=== The exercise ===
Set down each line of the material that follows, exactly, with no pictures.

=== Data extract ===
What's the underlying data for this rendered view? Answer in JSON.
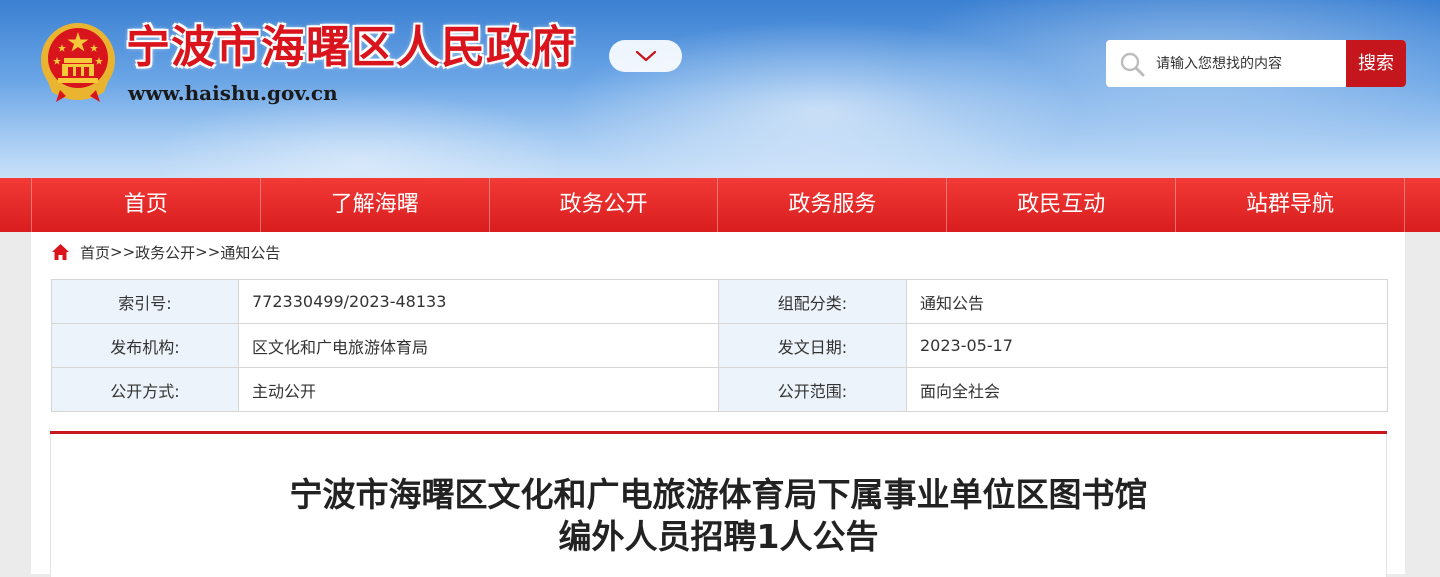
{
  "header": {
    "site_title": "宁波市海曙区人民政府",
    "site_url": "www.haishu.gov.cn",
    "search": {
      "placeholder": "请输入您想找的内容",
      "button_label": "搜索"
    }
  },
  "nav": {
    "items": [
      {
        "label": "首页"
      },
      {
        "label": "了解海曙"
      },
      {
        "label": "政务公开"
      },
      {
        "label": "政务服务"
      },
      {
        "label": "政民互动"
      },
      {
        "label": "站群导航"
      }
    ]
  },
  "breadcrumb": {
    "home": "首页",
    "sep1": ">>",
    "item1": "政务公开",
    "sep2": ">>",
    "item2": "通知公告"
  },
  "meta": {
    "rows": [
      {
        "label1": "索引号:",
        "value1": "772330499/2023-48133",
        "label2": "组配分类:",
        "value2": "通知公告"
      },
      {
        "label1": "发布机构:",
        "value1": "区文化和广电旅游体育局",
        "label2": "发文日期:",
        "value2": "2023-05-17"
      },
      {
        "label1": "公开方式:",
        "value1": "主动公开",
        "label2": "公开范围:",
        "value2": "面向全社会"
      }
    ]
  },
  "article": {
    "title_line1": "宁波市海曙区文化和广电旅游体育局下属事业单位区图书馆",
    "title_line2": "编外人员招聘1人公告"
  },
  "colors": {
    "brand_red": "#d9141c",
    "nav_red": "#e02a29",
    "table_label_bg": "#edf3fb",
    "header_blue": "#4a8ad8"
  },
  "icons": [
    "national-emblem-icon",
    "chevron-down-icon",
    "search-icon",
    "home-icon"
  ]
}
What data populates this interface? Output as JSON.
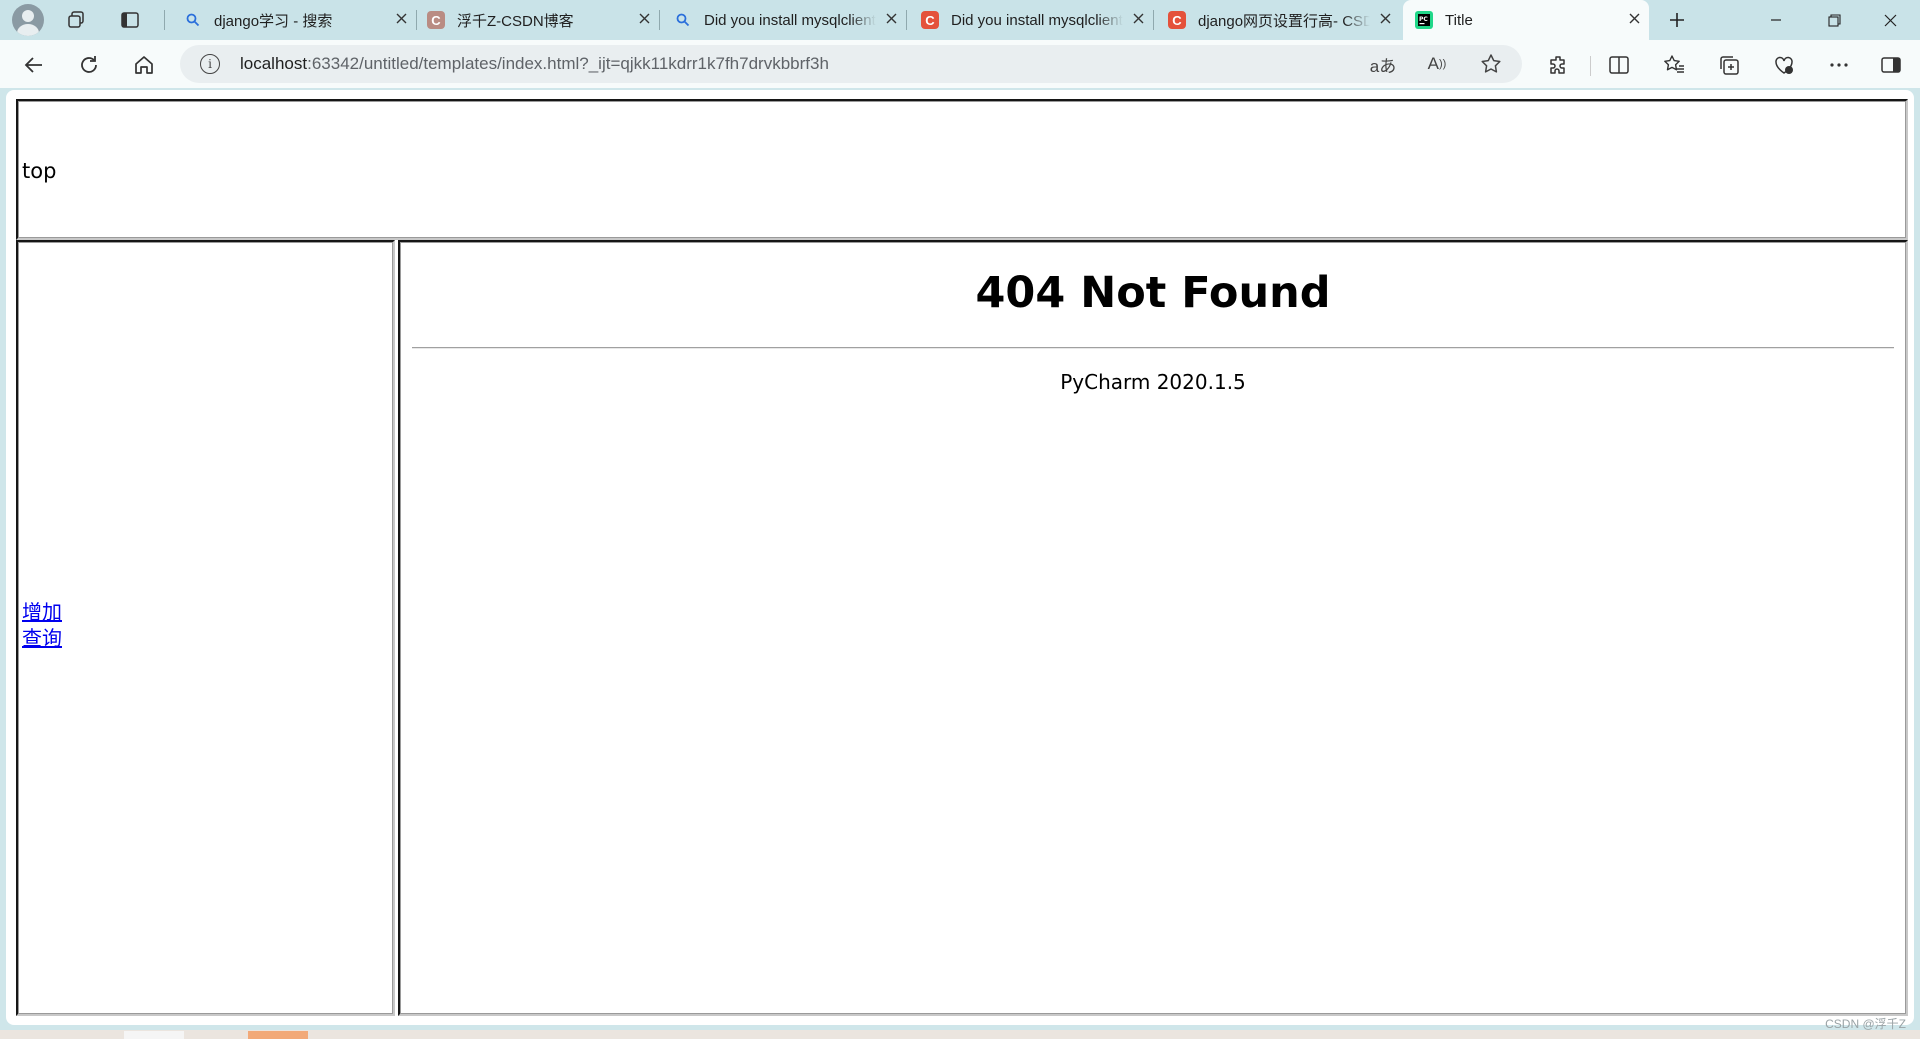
{
  "browser": {
    "tabs": [
      {
        "title": "django学习 - 搜索",
        "favicon": "search-icon",
        "active": false
      },
      {
        "title": "浮千Z-CSDN博客",
        "favicon": "csdn-icon",
        "active": false
      },
      {
        "title": "Did you install mysqlclient",
        "favicon": "search-icon",
        "active": false
      },
      {
        "title": "Did you install mysqlclient",
        "favicon": "csdn-icon",
        "active": false
      },
      {
        "title": "django网页设置行高- CSDN",
        "favicon": "csdn-icon",
        "active": false
      },
      {
        "title": "Title",
        "favicon": "pycharm-icon",
        "active": true
      }
    ],
    "url_host": "localhost",
    "url_rest": ":63342/untitled/templates/index.html?_ijt=qjkk11kdrr1k7fh7drvkbbrf3h",
    "colors": {
      "titlebar": "#c9e3e8",
      "toolbar": "#f7fbfb",
      "csdn": "#e4523b",
      "link": "#0000ee"
    }
  },
  "page": {
    "top_frame": {
      "text": "top"
    },
    "left_frame": {
      "links": [
        {
          "label": "增加"
        },
        {
          "label": "查询"
        }
      ]
    },
    "main_frame": {
      "heading": "404 Not Found",
      "server": "PyCharm 2020.1.5"
    }
  },
  "watermark": "CSDN @浮千Z"
}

=== Task output ===
What's the underlying data for this rendered view? Answer in JSON.
{
  "header": {
    "site_title": "宁波市海曙区人民政府",
    "site_url": "www.haishu.gov.cn",
    "search": {
      "placeholder": "请输入您想找的内容",
      "button_label": "搜索"
    }
  },
  "nav": {
    "items": [
      {
        "label": "首页"
      },
      {
        "label": "了解海曙"
      },
      {
        "label": "政务公开"
      },
      {
        "label": "政务服务"
      },
      {
        "label": "政民互动"
      },
      {
        "label": "站群导航"
      }
    ]
  },
  "breadcrumb": {
    "home": "首页",
    "sep1": ">>",
    "item1": "政务公开",
    "sep2": ">>",
    "item2": "通知公告"
  },
  "meta": {
    "rows": [
      {
        "label1": "索引号:",
        "value1": "772330499/2023-48133",
        "label2": "组配分类:",
        "value2": "通知公告"
      },
      {
        "label1": "发布机构:",
        "value1": "区文化和广电旅游体育局",
        "label2": "发文日期:",
        "value2": "2023-05-17"
      },
      {
        "label1": "公开方式:",
        "value1": "主动公开",
        "label2": "公开范围:",
        "value2": "面向全社会"
      }
    ]
  },
  "article": {
    "title_line1": "宁波市海曙区文化和广电旅游体育局下属事业单位区图书馆",
    "title_line2": "编外人员招聘1人公告"
  },
  "colors": {
    "brand_red": "#d9141c",
    "nav_red": "#e02a29",
    "table_label_bg": "#edf3fb",
    "header_blue": "#4a8ad8"
  },
  "icons": [
    "national-emblem-icon",
    "chevron-down-icon",
    "search-icon",
    "home-icon"
  ]
}
What data populates this interface? Output as JSON.
{
  "browser": {
    "tabs": [
      {
        "title": "django学习 - 搜索",
        "favicon": "search-icon",
        "active": false
      },
      {
        "title": "浮千Z-CSDN博客",
        "favicon": "csdn-icon",
        "active": false
      },
      {
        "title": "Did you install mysqlclient",
        "favicon": "search-icon",
        "active": false
      },
      {
        "title": "Did you install mysqlclient",
        "favicon": "csdn-icon",
        "active": false
      },
      {
        "title": "django网页设置行高- CSDN",
        "favicon": "csdn-icon",
        "active": false
      },
      {
        "title": "Title",
        "favicon": "pycharm-icon",
        "active": true
      }
    ],
    "url_host": "localhost",
    "url_rest": ":63342/untitled/templates/index.html?_ijt=qjkk11kdrr1k7fh7drvkbbrf3h",
    "colors": {
      "titlebar": "#c9e3e8",
      "toolbar": "#f7fbfb",
      "csdn": "#e4523b",
      "link": "#0000ee"
    }
  },
  "page": {
    "top_frame": {
      "text": "top"
    },
    "left_frame": {
      "links": [
        {
          "label": "增加"
        },
        {
          "label": "查询"
        }
      ]
    },
    "main_frame": {
      "heading": "404 Not Found",
      "server": "PyCharm 2020.1.5"
    }
  },
  "watermark": "CSDN @浮千Z"
}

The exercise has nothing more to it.